* _EXERCISE_
Restate the whole listing word for word. Pictures are left out.

Items listed in a dataset:
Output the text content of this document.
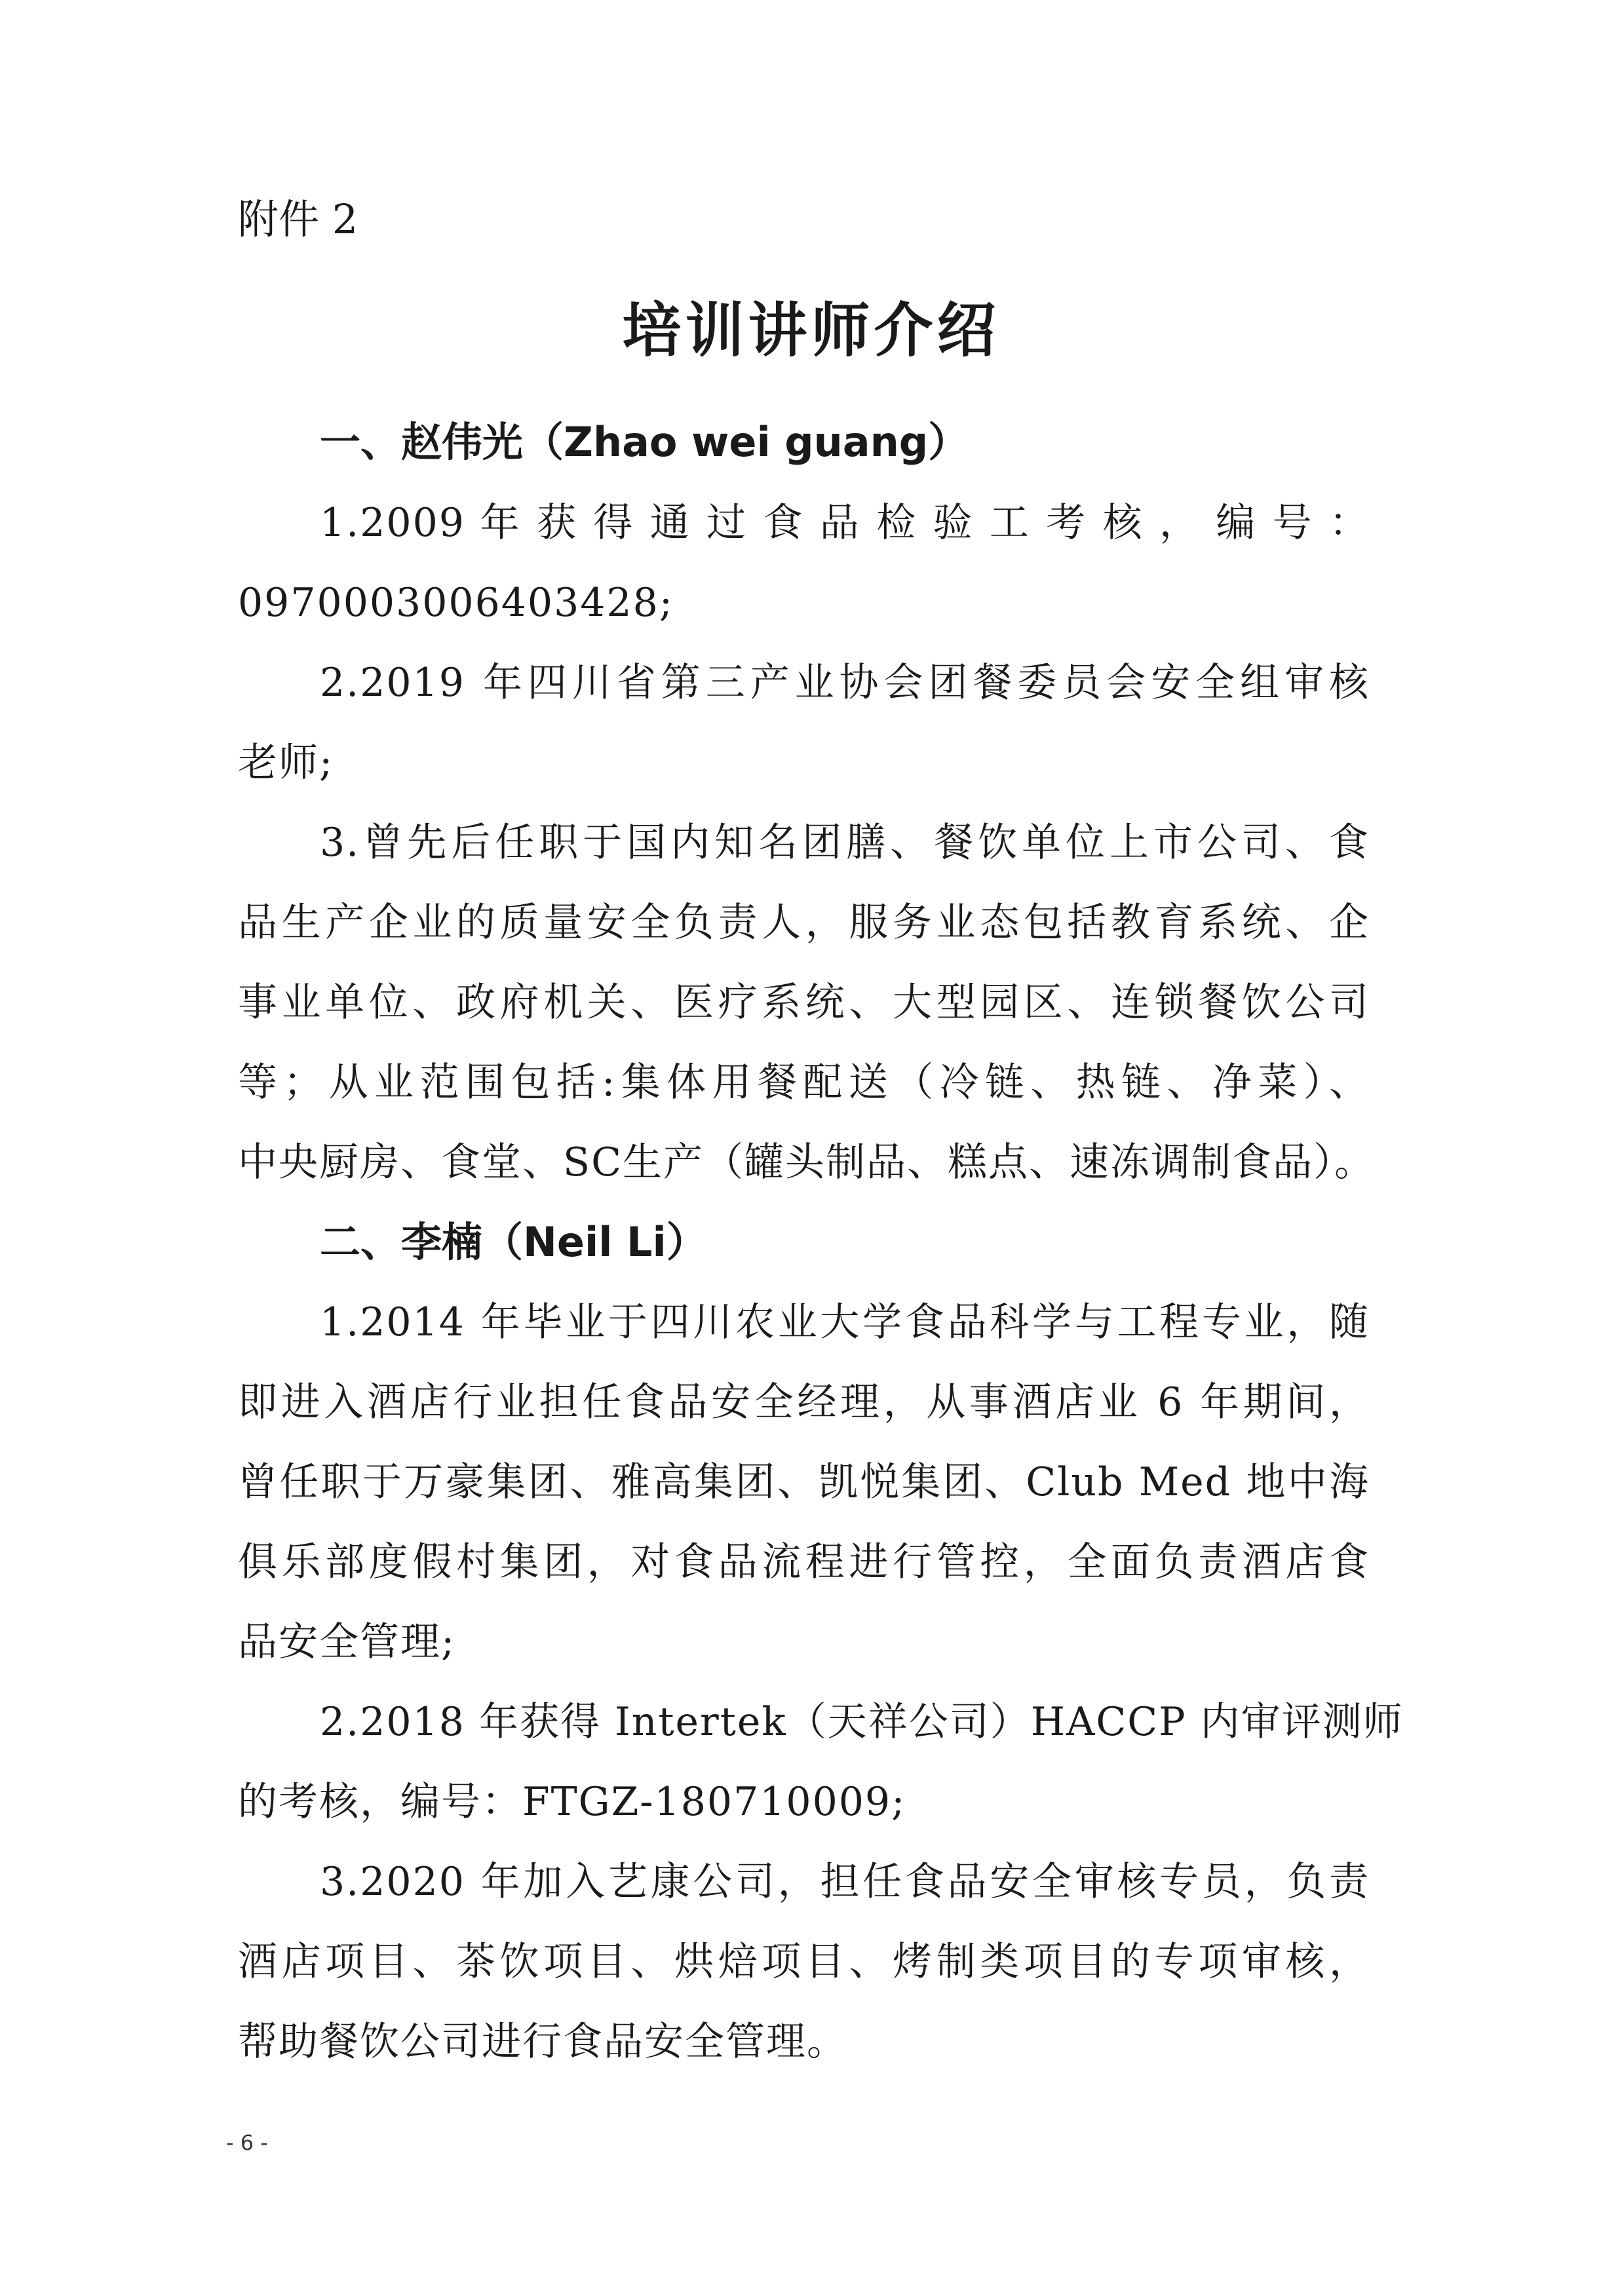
附件 2
培训讲师介绍
一、赵伟光（Zhao wei guang）
1.2009 年 获 得 通 过 食 品 检 验 工 考 核 ， 编 号 ：
0970003006403428;
2.2019 年四川省第三产业协会团餐委员会安全组审核
老师;
3.曾先后任职于国内知名团膳、餐饮单位上市公司、食
品生产企业的质量安全负责人，服务业态包括教育系统、企
事业单位、政府机关、医疗系统、大型园区、连锁餐饮公司
等；从业范围包括:集体用餐配送（冷链、热链、净菜）、
中央厨房、食堂、SC生产（罐头制品、糕点、速冻调制食品）。
二、李楠（Neil Li）
1.2014 年毕业于四川农业大学食品科学与工程专业，随
即进入酒店行业担任食品安全经理，从事酒店业 6 年期间，
曾任职于万豪集团、雅高集团、凯悦集团、Club Med 地中海
俱乐部度假村集团，对食品流程进行管控，全面负责酒店食
品安全管理;
2.2018 年获得 Intertek（天祥公司）HACCP 内审评测师
的考核，编号：FTGZ-180710009;
3.2020 年加入艺康公司，担任食品安全审核专员，负责
酒店项目、茶饮项目、烘焙项目、烤制类项目的专项审核，
帮助餐饮公司进行食品安全管理。
- 6 -
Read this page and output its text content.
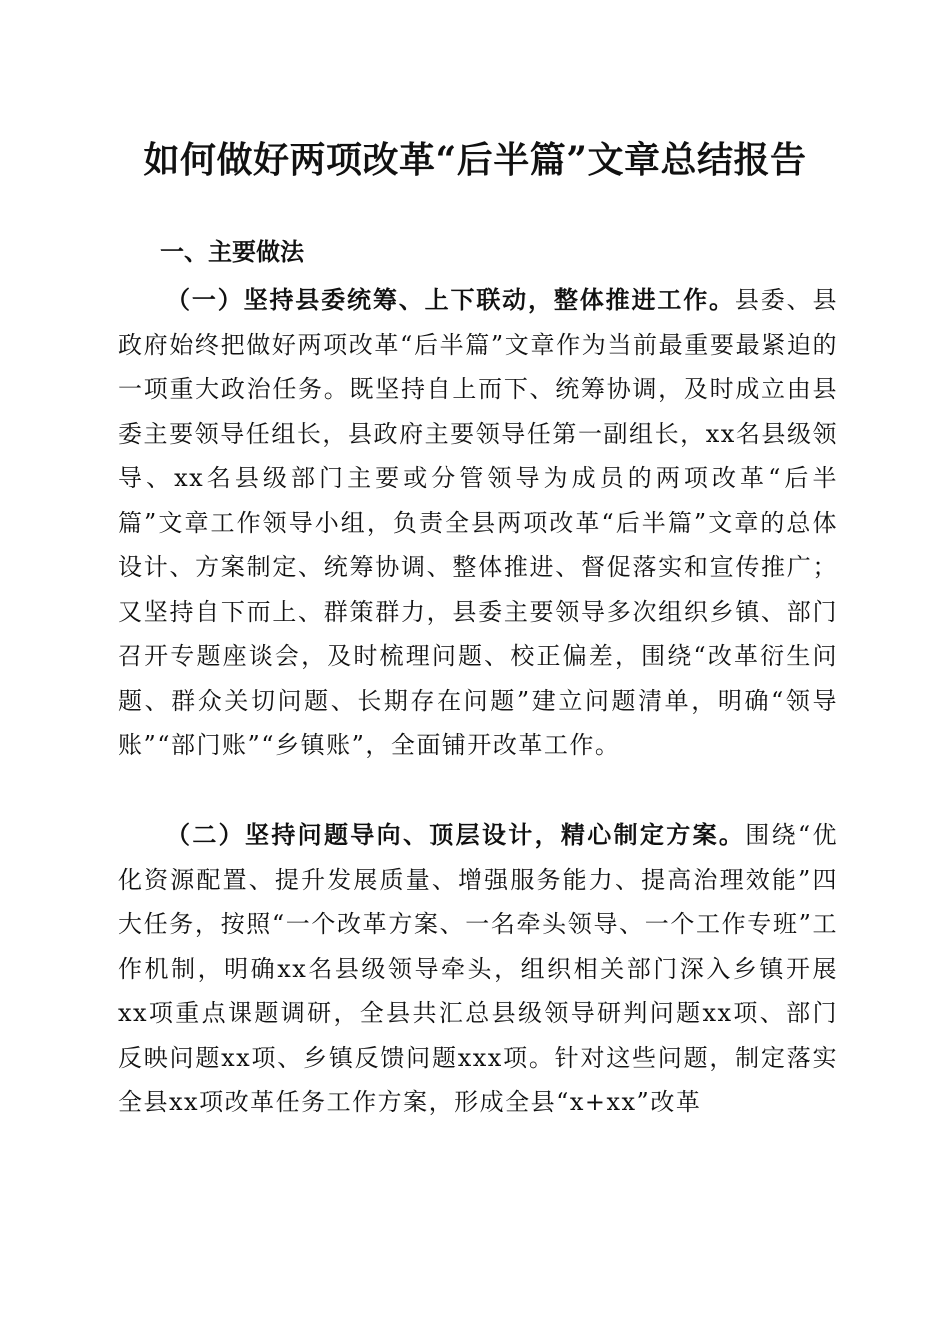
如何做好两项改革“后半篇”文章总结报告
一、主要做法

（一）坚持县委统筹、上下联动，整体推进工作。县委、县政府始终把做好两项改革“后半篇”文章作为当前最重要最紧迫的一项重大政治任务。既坚持自上而下、统筹协调，及时成立由县委主要领导任组长，县政府主要领导任第一副组长，xx名县级领导、xx名县级部门主要或分管领导为成员的两项改革“后半篇”文章工作领导小组，负责全县两项改革“后半篇”文章的总体设计、方案制定、统筹协调、整体推进、督促落实和宣传推广；又坚持自下而上、群策群力，县委主要领导多次组织乡镇、部门召开专题座谈会，及时梳理问题、校正偏差，围绕“改革衍生问题、群众关切问题、长期存在问题”建立问题清单，明确“领导账”“部门账”“乡镇账”，全面铺开改革工作。

（二）坚持问题导向、顶层设计，精心制定方案。围绕“优化资源配置、提升发展质量、增强服务能力、提高治理效能”四大任务，按照“一个改革方案、一名牵头领导、一个工作专班”工作机制，明确xx名县级领导牵头，组织相关部门深入乡镇开展xx项重点课题调研，全县共汇总县级领导研判问题xx项、部门反映问题xx项、乡镇反馈问题xxx项。针对这些问题，制定落实全县xx项改革任务工作方案，形成全县“x+xx”改革
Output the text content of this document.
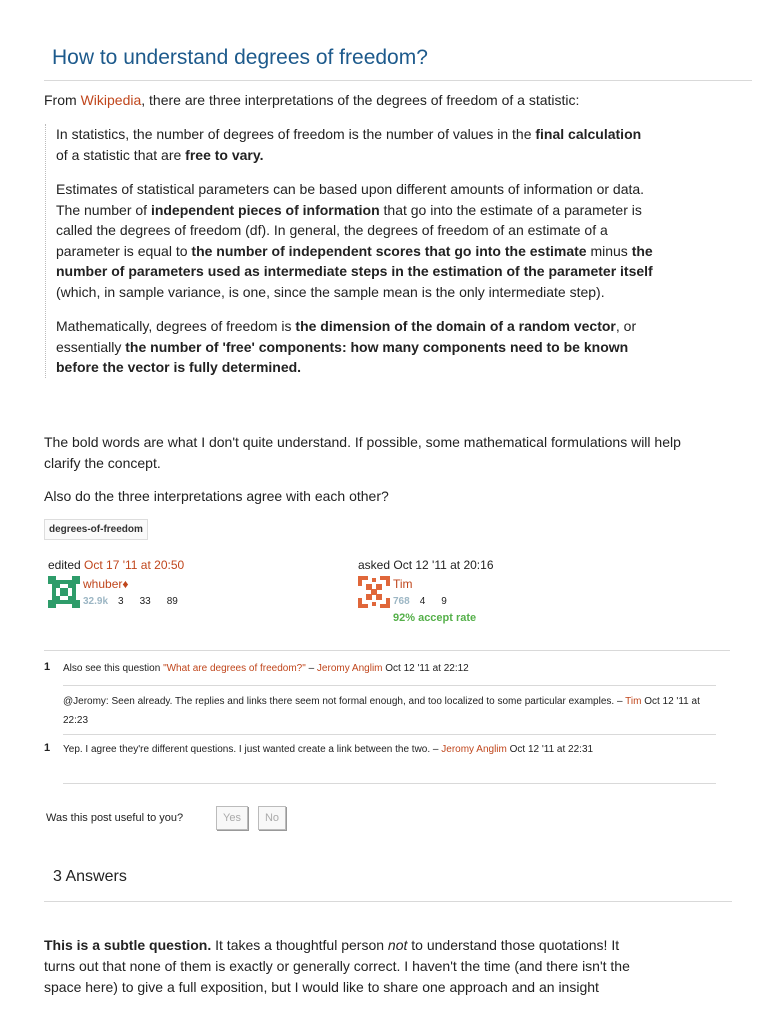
How to understand degrees of freedom?
From Wikipedia, there are three interpretations of the degrees of freedom of a statistic:

In statistics, the number of degrees of freedom is the number of values in the final calculation of a statistic that are free to vary.

Estimates of statistical parameters can be based upon different amounts of information or data. The number of independent pieces of information that go into the estimate of a parameter is called the degrees of freedom (df). In general, the degrees of freedom of an estimate of a parameter is equal to the number of independent scores that go into the estimate minus the number of parameters used as intermediate steps in the estimation of the parameter itself (which, in sample variance, is one, since the sample mean is the only intermediate step).

Mathematically, degrees of freedom is the dimension of the domain of a random vector, or essentially the number of 'free' components: how many components need to be known before the vector is fully determined.

The bold words are what I don't quite understand. If possible, some mathematical formulations will help clarify the concept.

Also do the three interpretations agree with each other?

degrees-of-freedom
edited Oct 17 '11 at 20:50
whuber♦
32.9k 3 33 89
asked Oct 12 '11 at 20:16
Tim
768 4 9
92% accept rate
1 Also see this question "What are degrees of freedom?" – Jeromy Anglim Oct 12 '11 at 22:12
@Jeromy: Seen already. The replies and links there seem not formal enough, and too localized to some particular examples. – Tim Oct 12 '11 at 22:23
1 Yep. I agree they're different questions. I just wanted create a link between the two. – Jeromy Anglim Oct 12 '11 at 22:31
Was this post useful to you?	Yes	No
3 Answers

This is a subtle question. It takes a thoughtful person not to understand those quotations! It turns out that none of them is exactly or generally correct. I haven't the time (and there isn't the space here) to give a full exposition, but I would like to share one approach and an insight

* _ANSWER TO THIS PROBLEM_
Output the text content of this document.
附件 2
培训讲师介绍
一、赵伟光（Zhao wei guang）
1.2009 年 获 得 通 过 食 品 检 验 工 考 核 ， 编 号 ：
0970003006403428;
2.2019 年四川省第三产业协会团餐委员会安全组审核
老师;
3.曾先后任职于国内知名团膳、餐饮单位上市公司、食
品生产企业的质量安全负责人，服务业态包括教育系统、企
事业单位、政府机关、医疗系统、大型园区、连锁餐饮公司
等；从业范围包括:集体用餐配送（冷链、热链、净菜）、
中央厨房、食堂、SC生产（罐头制品、糕点、速冻调制食品）。
二、李楠（Neil Li）
1.2014 年毕业于四川农业大学食品科学与工程专业，随
即进入酒店行业担任食品安全经理，从事酒店业 6 年期间，
曾任职于万豪集团、雅高集团、凯悦集团、Club Med 地中海
俱乐部度假村集团，对食品流程进行管控，全面负责酒店食
品安全管理;
2.2018 年获得 Intertek（天祥公司）HACCP 内审评测师
的考核，编号：FTGZ-180710009;
3.2020 年加入艺康公司，担任食品安全审核专员，负责
酒店项目、茶饮项目、烘焙项目、烤制类项目的专项审核，
帮助餐饮公司进行食品安全管理。
- 6 -
Read this page and output its text content.
如何做好两项改革“后半篇”文章总结报告
一、主要做法

（一）坚持县委统筹、上下联动，整体推进工作。县委、县政府始终把做好两项改革“后半篇”文章作为当前最重要最紧迫的一项重大政治任务。既坚持自上而下、统筹协调，及时成立由县委主要领导任组长，县政府主要领导任第一副组长，xx名县级领导、xx名县级部门主要或分管领导为成员的两项改革“后半篇”文章工作领导小组，负责全县两项改革“后半篇”文章的总体设计、方案制定、统筹协调、整体推进、督促落实和宣传推广；又坚持自下而上、群策群力，县委主要领导多次组织乡镇、部门召开专题座谈会，及时梳理问题、校正偏差，围绕“改革衍生问题、群众关切问题、长期存在问题”建立问题清单，明确“领导账”“部门账”“乡镇账”，全面铺开改革工作。

（二）坚持问题导向、顶层设计，精心制定方案。围绕“优化资源配置、提升发展质量、增强服务能力、提高治理效能”四大任务，按照“一个改革方案、一名牵头领导、一个工作专班”工作机制，明确xx名县级领导牵头，组织相关部门深入乡镇开展xx项重点课题调研，全县共汇总县级领导研判问题xx项、部门反映问题xx项、乡镇反馈问题xxx项。针对这些问题，制定落实全县xx项改革任务工作方案，形成全县“x+xx”改革
Output the text content of this document.
How to understand degrees of freedom?
From Wikipedia, there are three interpretations of the degrees of freedom of a statistic:

In statistics, the number of degrees of freedom is the number of values in the final calculation of a statistic that are free to vary.

Estimates of statistical parameters can be based upon different amounts of information or data. The number of independent pieces of information that go into the estimate of a parameter is called the degrees of freedom (df). In general, the degrees of freedom of an estimate of a parameter is equal to the number of independent scores that go into the estimate minus the number of parameters used as intermediate steps in the estimation of the parameter itself (which, in sample variance, is one, since the sample mean is the only intermediate step).

Mathematically, degrees of freedom is the dimension of the domain of a random vector, or essentially the number of 'free' components: how many components need to be known before the vector is fully determined.

The bold words are what I don't quite understand. If possible, some mathematical formulations will help clarify the concept.

Also do the three interpretations agree with each other?

degrees-of-freedom
edited Oct 17 '11 at 20:50
whuber♦
32.9k 3 33 89
asked Oct 12 '11 at 20:16
Tim
768 4 9
92% accept rate
1 Also see this question "What are degrees of freedom?" – Jeromy Anglim Oct 12 '11 at 22:12
@Jeromy: Seen already. The replies and links there seem not formal enough, and too localized to some particular examples. – Tim Oct 12 '11 at 22:23
1 Yep. I agree they're different questions. I just wanted create a link between the two. – Jeromy Anglim Oct 12 '11 at 22:31
Was this post useful to you?	Yes	No
3 Answers

This is a subtle question. It takes a thoughtful person not to understand those quotations! It turns out that none of them is exactly or generally correct. I haven't the time (and there isn't the space here) to give a full exposition, but I would like to share one approach and an insight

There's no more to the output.